From the entries below, say how many lines carry the word "constant", and give nothing but the number.

⁂

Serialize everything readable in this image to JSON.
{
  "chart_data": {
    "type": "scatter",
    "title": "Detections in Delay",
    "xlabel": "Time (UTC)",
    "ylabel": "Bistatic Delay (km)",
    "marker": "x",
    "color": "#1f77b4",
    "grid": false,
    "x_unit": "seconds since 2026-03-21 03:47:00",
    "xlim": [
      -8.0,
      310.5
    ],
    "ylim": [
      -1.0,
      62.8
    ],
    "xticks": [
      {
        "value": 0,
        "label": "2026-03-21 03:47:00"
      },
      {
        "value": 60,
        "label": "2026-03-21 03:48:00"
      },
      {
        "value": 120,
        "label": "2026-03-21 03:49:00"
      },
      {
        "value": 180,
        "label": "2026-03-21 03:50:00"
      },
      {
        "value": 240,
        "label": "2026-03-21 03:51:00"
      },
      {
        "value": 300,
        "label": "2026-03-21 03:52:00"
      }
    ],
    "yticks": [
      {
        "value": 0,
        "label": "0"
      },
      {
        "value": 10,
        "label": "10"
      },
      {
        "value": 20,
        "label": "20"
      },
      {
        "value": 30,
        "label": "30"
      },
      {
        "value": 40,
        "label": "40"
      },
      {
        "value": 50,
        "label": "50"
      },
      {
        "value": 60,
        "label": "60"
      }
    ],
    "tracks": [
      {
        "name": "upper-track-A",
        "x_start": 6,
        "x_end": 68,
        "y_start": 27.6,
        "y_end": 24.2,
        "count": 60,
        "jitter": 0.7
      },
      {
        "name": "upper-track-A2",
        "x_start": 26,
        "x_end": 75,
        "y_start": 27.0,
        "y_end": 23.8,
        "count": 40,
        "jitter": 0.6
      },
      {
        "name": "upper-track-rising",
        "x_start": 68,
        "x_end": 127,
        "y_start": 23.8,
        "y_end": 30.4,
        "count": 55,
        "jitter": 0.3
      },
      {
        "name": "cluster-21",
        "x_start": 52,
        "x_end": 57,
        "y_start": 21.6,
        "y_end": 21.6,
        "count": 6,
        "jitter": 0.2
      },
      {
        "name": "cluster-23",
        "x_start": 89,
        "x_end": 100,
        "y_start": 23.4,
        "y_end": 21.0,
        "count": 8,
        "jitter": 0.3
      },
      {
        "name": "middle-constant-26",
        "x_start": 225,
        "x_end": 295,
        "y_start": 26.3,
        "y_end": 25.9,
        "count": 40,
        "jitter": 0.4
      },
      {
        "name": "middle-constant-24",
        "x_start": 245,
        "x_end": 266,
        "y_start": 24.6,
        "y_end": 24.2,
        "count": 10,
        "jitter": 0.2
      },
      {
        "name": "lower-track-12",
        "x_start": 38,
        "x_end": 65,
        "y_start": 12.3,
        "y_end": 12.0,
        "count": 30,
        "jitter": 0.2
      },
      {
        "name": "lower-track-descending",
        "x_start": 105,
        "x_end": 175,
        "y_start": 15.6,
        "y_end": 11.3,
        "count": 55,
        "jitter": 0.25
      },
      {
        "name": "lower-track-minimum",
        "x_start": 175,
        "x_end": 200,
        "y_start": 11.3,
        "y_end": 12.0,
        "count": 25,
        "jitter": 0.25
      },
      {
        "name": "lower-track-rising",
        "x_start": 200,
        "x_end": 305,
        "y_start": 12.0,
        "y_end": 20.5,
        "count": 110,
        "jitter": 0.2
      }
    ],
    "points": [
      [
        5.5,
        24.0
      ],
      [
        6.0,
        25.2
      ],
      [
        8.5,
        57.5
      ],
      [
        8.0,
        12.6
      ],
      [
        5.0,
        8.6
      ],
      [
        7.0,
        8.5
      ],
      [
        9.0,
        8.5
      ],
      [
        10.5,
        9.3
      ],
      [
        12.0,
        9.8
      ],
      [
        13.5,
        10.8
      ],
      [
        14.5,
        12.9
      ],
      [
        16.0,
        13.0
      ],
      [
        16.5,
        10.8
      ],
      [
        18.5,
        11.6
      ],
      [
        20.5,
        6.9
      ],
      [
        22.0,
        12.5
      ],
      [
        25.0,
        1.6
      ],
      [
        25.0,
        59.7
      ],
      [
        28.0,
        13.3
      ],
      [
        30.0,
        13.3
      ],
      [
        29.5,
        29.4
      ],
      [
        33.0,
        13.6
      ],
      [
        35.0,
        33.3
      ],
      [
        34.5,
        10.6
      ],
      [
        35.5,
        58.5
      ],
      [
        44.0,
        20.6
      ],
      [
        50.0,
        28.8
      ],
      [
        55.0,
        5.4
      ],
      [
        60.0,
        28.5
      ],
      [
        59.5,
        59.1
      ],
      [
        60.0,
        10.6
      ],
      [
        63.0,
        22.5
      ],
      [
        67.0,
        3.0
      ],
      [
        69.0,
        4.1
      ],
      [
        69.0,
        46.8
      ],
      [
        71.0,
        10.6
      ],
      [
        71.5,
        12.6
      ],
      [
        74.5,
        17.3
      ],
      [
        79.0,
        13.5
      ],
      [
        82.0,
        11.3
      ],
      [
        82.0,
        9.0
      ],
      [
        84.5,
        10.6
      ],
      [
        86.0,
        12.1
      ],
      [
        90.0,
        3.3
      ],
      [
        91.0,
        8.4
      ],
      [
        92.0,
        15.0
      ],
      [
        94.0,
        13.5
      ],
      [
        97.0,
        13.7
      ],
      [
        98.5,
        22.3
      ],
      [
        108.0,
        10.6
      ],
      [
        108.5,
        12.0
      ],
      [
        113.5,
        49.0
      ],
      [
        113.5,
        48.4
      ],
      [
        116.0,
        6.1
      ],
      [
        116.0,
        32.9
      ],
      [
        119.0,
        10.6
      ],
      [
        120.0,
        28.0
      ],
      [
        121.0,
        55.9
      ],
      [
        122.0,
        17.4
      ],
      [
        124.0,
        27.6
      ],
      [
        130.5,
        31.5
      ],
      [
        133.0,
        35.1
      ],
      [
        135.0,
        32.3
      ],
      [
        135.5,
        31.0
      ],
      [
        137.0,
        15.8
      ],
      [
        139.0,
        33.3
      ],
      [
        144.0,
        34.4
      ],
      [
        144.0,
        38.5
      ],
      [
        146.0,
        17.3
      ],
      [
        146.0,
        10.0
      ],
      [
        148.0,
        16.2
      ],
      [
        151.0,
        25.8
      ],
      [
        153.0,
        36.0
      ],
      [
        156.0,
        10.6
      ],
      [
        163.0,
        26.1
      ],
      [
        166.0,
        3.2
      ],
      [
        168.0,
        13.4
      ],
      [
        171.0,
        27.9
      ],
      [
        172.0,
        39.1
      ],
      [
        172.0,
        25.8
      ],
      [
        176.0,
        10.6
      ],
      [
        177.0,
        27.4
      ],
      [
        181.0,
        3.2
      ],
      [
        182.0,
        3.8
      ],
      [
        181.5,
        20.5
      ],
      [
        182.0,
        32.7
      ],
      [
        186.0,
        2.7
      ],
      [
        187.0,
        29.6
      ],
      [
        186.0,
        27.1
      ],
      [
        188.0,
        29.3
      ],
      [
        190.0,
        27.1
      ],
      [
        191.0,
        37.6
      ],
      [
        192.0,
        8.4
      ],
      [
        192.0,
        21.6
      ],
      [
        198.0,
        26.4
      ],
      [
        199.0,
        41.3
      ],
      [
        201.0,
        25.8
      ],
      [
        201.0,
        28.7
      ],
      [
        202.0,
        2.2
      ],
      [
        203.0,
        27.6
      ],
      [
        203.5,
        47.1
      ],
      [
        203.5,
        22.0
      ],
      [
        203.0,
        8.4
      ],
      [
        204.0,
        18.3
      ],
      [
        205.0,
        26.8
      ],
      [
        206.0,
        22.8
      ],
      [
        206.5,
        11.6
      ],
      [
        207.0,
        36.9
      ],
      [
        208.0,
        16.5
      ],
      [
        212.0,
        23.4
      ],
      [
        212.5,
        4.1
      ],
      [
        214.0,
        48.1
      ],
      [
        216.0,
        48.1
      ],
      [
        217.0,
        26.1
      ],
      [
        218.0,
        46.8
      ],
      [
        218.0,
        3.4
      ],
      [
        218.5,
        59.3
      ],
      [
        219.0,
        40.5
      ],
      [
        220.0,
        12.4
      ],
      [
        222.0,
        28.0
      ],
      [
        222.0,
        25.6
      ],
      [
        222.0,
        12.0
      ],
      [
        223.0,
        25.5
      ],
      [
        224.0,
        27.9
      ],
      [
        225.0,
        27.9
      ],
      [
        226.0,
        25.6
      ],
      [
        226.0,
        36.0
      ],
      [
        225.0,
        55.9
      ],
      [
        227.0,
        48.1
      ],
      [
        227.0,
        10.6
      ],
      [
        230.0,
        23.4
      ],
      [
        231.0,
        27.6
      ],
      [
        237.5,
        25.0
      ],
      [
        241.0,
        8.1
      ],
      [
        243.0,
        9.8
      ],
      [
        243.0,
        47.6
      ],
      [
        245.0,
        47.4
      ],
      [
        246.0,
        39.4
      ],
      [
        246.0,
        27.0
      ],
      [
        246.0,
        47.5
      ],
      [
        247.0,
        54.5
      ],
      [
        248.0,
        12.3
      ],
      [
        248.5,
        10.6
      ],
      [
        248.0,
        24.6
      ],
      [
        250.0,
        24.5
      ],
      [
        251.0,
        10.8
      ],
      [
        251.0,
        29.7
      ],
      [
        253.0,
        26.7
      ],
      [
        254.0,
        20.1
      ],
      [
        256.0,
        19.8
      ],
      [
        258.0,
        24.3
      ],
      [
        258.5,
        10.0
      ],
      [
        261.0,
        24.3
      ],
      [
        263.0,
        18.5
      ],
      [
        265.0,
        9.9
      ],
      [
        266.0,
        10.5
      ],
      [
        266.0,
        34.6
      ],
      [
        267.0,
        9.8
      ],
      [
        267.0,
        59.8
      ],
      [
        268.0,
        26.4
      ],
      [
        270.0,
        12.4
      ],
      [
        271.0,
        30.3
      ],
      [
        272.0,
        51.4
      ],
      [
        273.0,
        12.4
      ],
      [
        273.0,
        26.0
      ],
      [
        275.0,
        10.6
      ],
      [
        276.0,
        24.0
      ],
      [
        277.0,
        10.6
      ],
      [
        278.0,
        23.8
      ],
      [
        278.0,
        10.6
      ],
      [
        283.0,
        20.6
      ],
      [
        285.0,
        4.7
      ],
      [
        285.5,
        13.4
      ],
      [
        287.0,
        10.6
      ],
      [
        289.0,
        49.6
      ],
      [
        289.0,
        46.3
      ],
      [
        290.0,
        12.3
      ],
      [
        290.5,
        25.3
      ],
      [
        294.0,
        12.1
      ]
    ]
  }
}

⁂

Task solution ->
2